| What is expected |
Reproduce the data exactly and drop any pictures it holds.

| Dataset entries |
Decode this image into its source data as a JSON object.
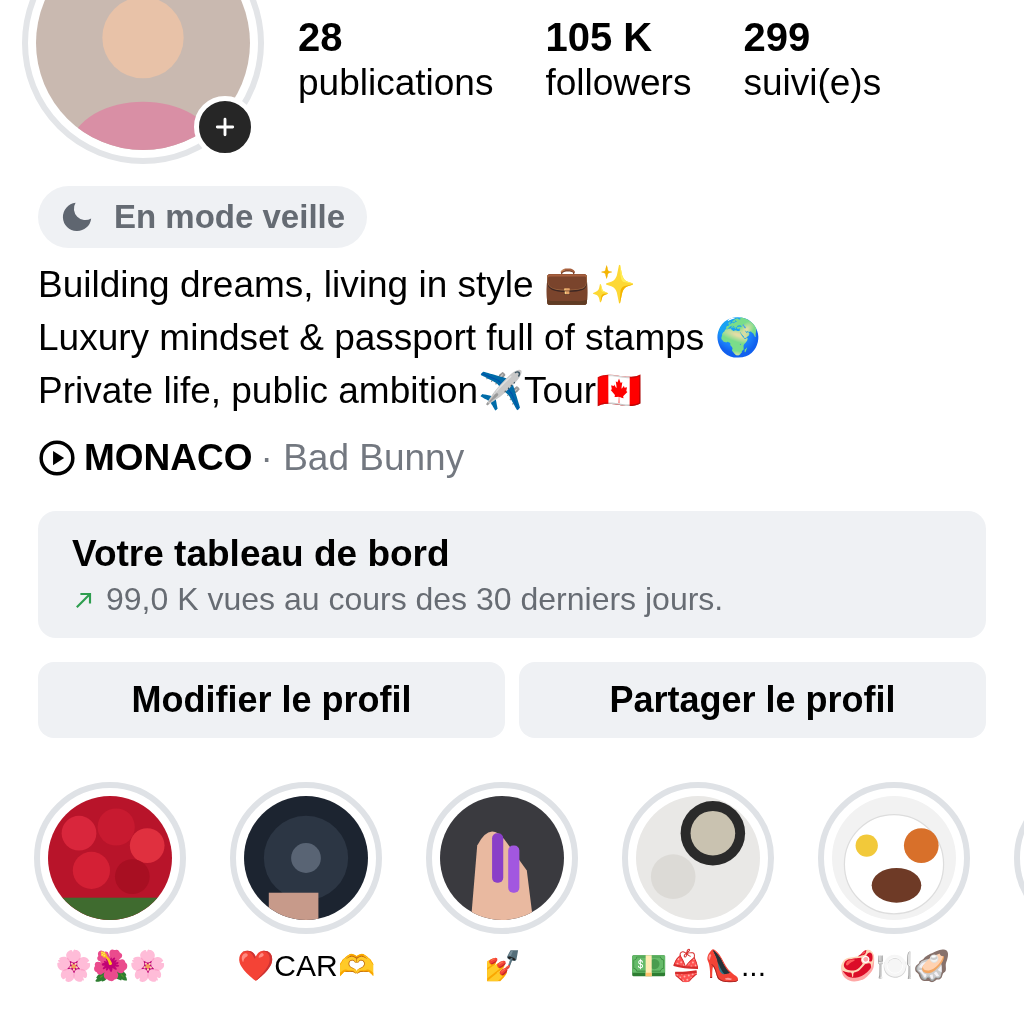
{
  "profile": {
    "has_add_story": true
  },
  "stats": [
    {
      "value": "28",
      "label": "publications"
    },
    {
      "value": "105 K",
      "label": "followers"
    },
    {
      "value": "299",
      "label": "suivi(e)s"
    }
  ],
  "status_note": {
    "text": "En mode veille"
  },
  "bio": [
    "Building dreams, living in style 💼✨",
    "Luxury mindset & passport full of stamps 🌍",
    "Private life, public ambition✈️Tour🇨🇦"
  ],
  "music": {
    "title": "MONACO",
    "artist": "· Bad Bunny"
  },
  "dashboard": {
    "title": "Votre tableau de bord",
    "subtitle": "99,0 K vues au cours des 30 derniers jours."
  },
  "buttons": [
    "Modifier le profil",
    "Partager le profil"
  ],
  "highlights": [
    {
      "label": "🌸🌺🌸",
      "kind": "picture"
    },
    {
      "label": "❤️CAR🫶",
      "kind": "picture"
    },
    {
      "label": "💅",
      "kind": "picture"
    },
    {
      "label": "💵👙👠...",
      "kind": "picture"
    },
    {
      "label": "🥩🍽️🦪",
      "kind": "picture"
    },
    {
      "kind": "cut_off"
    }
  ]
}
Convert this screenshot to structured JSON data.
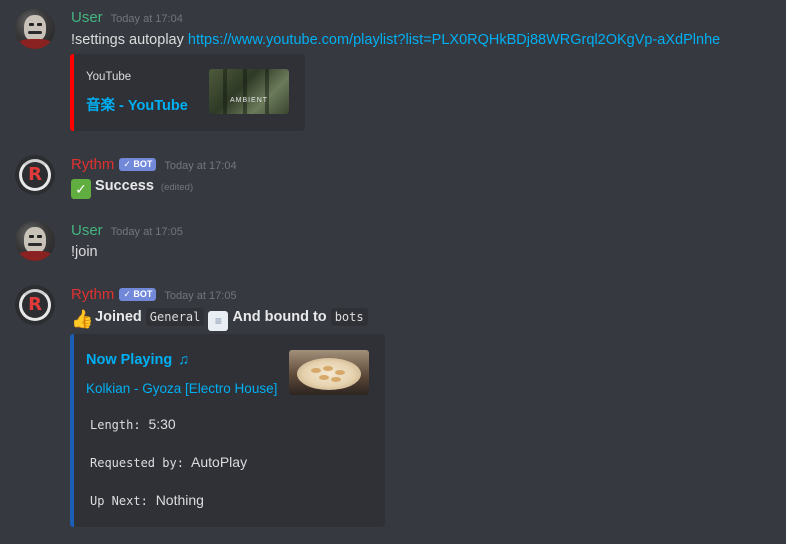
{
  "messages": [
    {
      "author": "User",
      "timestamp": "Today at 17:04",
      "command": "!settings autoplay",
      "link": "https://www.youtube.com/playlist?list=PLX0RQHkBDj88WRGrql2OKgVp-aXdPlnhe",
      "embed": {
        "provider": "YouTube",
        "title": "音楽 - YouTube",
        "thumb_text": "AMBIENT",
        "accent": "#ff0000"
      }
    },
    {
      "author": "Rythm",
      "badge": "✓ BOT",
      "timestamp": "Today at 17:04",
      "emoji": "check-mark",
      "text": "Success",
      "edited": "(edited)"
    },
    {
      "author": "User",
      "timestamp": "Today at 17:05",
      "text": "!join"
    },
    {
      "author": "Rythm",
      "badge": "✓ BOT",
      "timestamp": "Today at 17:05",
      "emoji": "thumbs-up",
      "joined_label": "Joined",
      "channel": "General",
      "emoji2": "page",
      "bound_label": "And bound to",
      "bound_channel": "bots",
      "embed": {
        "title": "Now Playing",
        "title_icon": "♫",
        "track": "Kolkian - Gyoza [Electro House]",
        "accent": "#1a5fb4",
        "fields": [
          {
            "label": "Length:",
            "value": "5:30"
          },
          {
            "label": "Requested by:",
            "value": "AutoPlay"
          },
          {
            "label": "Up Next:",
            "value": "Nothing"
          }
        ]
      }
    }
  ],
  "colors": {
    "background": "#36393f",
    "user_name": "#43b581",
    "bot_name": "#e03131",
    "link": "#00b0f4",
    "badge": "#7289da"
  }
}
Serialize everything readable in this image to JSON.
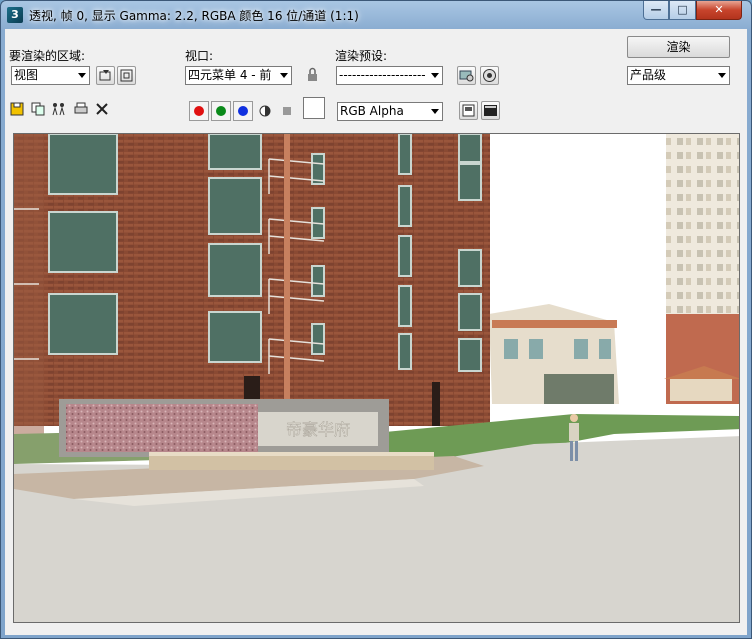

| Response to the task |
Decode this image into its source data as a JSON object.
{
  "profile": {
    "has_add_story": true
  },
  "stats": [
    {
      "value": "28",
      "label": "publications"
    },
    {
      "value": "105 K",
      "label": "followers"
    },
    {
      "value": "299",
      "label": "suivi(e)s"
    }
  ],
  "status_note": {
    "text": "En mode veille"
  },
  "bio": [
    "Building dreams, living in style 💼✨",
    "Luxury mindset & passport full of stamps 🌍",
    "Private life, public ambition✈️Tour🇨🇦"
  ],
  "music": {
    "title": "MONACO",
    "artist": "· Bad Bunny"
  },
  "dashboard": {
    "title": "Votre tableau de bord",
    "subtitle": "99,0 K vues au cours des 30 derniers jours."
  },
  "buttons": [
    "Modifier le profil",
    "Partager le profil"
  ],
  "highlights": [
    {
      "label": "🌸🌺🌸",
      "kind": "picture"
    },
    {
      "label": "❤️CAR🫶",
      "kind": "picture"
    },
    {
      "label": "💅",
      "kind": "picture"
    },
    {
      "label": "💵👙👠...",
      "kind": "picture"
    },
    {
      "label": "🥩🍽️🦪",
      "kind": "picture"
    },
    {
      "kind": "cut_off"
    }
  ]
}
Convert this screenshot to structured JSON data.
{
  "messages": [
    {
      "author": "User",
      "timestamp": "Today at 17:04",
      "command": "!settings autoplay",
      "link": "https://www.youtube.com/playlist?list=PLX0RQHkBDj88WRGrql2OKgVp-aXdPlnhe",
      "embed": {
        "provider": "YouTube",
        "title": "音楽 - YouTube",
        "thumb_text": "AMBIENT",
        "accent": "#ff0000"
      }
    },
    {
      "author": "Rythm",
      "badge": "✓ BOT",
      "timestamp": "Today at 17:04",
      "emoji": "check-mark",
      "text": "Success",
      "edited": "(edited)"
    },
    {
      "author": "User",
      "timestamp": "Today at 17:05",
      "text": "!join"
    },
    {
      "author": "Rythm",
      "badge": "✓ BOT",
      "timestamp": "Today at 17:05",
      "emoji": "thumbs-up",
      "joined_label": "Joined",
      "channel": "General",
      "emoji2": "page",
      "bound_label": "And bound to",
      "bound_channel": "bots",
      "embed": {
        "title": "Now Playing",
        "title_icon": "♫",
        "track": "Kolkian - Gyoza [Electro House]",
        "accent": "#1a5fb4",
        "fields": [
          {
            "label": "Length:",
            "value": "5:30"
          },
          {
            "label": "Requested by:",
            "value": "AutoPlay"
          },
          {
            "label": "Up Next:",
            "value": "Nothing"
          }
        ]
      }
    }
  ],
  "colors": {
    "background": "#36393f",
    "user_name": "#43b581",
    "bot_name": "#e03131",
    "link": "#00b0f4",
    "badge": "#7289da"
  }
}
Serialize everything readable in this image to JSON.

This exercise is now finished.